— START OF ENTRIES SHOWN —
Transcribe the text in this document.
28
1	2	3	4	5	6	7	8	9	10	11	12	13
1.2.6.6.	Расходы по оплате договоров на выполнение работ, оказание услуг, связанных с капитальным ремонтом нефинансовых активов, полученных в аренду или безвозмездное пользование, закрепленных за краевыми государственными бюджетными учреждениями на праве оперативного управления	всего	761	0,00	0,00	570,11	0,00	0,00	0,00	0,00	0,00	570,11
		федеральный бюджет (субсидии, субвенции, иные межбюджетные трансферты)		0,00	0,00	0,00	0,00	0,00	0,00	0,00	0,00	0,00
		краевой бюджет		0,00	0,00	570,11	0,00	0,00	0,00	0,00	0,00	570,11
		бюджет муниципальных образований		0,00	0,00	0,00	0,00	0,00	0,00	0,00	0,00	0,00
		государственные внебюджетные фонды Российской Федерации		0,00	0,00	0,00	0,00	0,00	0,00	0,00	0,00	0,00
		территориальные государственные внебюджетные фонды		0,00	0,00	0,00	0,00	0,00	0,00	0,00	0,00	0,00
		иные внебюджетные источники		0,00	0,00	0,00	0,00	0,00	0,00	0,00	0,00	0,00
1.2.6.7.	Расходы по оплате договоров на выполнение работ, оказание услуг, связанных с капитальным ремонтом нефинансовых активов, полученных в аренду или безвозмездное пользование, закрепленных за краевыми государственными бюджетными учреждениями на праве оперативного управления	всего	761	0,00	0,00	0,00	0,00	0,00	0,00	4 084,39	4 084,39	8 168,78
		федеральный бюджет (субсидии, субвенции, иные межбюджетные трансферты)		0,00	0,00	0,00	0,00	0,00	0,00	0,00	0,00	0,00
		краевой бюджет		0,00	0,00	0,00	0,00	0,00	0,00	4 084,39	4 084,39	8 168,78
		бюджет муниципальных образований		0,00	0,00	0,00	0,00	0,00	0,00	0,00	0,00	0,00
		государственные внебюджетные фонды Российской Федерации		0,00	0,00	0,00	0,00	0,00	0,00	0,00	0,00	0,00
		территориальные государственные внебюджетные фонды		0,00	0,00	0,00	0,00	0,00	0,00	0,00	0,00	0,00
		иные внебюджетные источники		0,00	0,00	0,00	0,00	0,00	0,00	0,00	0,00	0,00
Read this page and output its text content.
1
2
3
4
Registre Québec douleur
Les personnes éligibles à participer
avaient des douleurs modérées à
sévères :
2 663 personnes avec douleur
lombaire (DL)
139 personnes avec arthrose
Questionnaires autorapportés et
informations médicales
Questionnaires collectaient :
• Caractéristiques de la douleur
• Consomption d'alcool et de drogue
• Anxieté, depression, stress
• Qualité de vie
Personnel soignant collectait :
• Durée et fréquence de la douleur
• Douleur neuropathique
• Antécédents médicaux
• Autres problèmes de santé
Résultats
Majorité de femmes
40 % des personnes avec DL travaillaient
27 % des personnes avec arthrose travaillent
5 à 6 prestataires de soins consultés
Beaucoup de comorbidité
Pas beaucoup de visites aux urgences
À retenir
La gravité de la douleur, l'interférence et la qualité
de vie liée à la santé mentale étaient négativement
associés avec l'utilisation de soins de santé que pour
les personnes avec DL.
— END OF ENTRIES SHOWN —
#### TASK DETAILS
List every line in the records above that contains the word "avec".

#### WRITTEN REPLY
2 663 personnes avec douleur
139 personnes avec arthrose
40 % des personnes avec DL travaillaient
27 % des personnes avec arthrose travaillent
associés avec l'utilisation de soins de santé que pour
les personnes avec DL.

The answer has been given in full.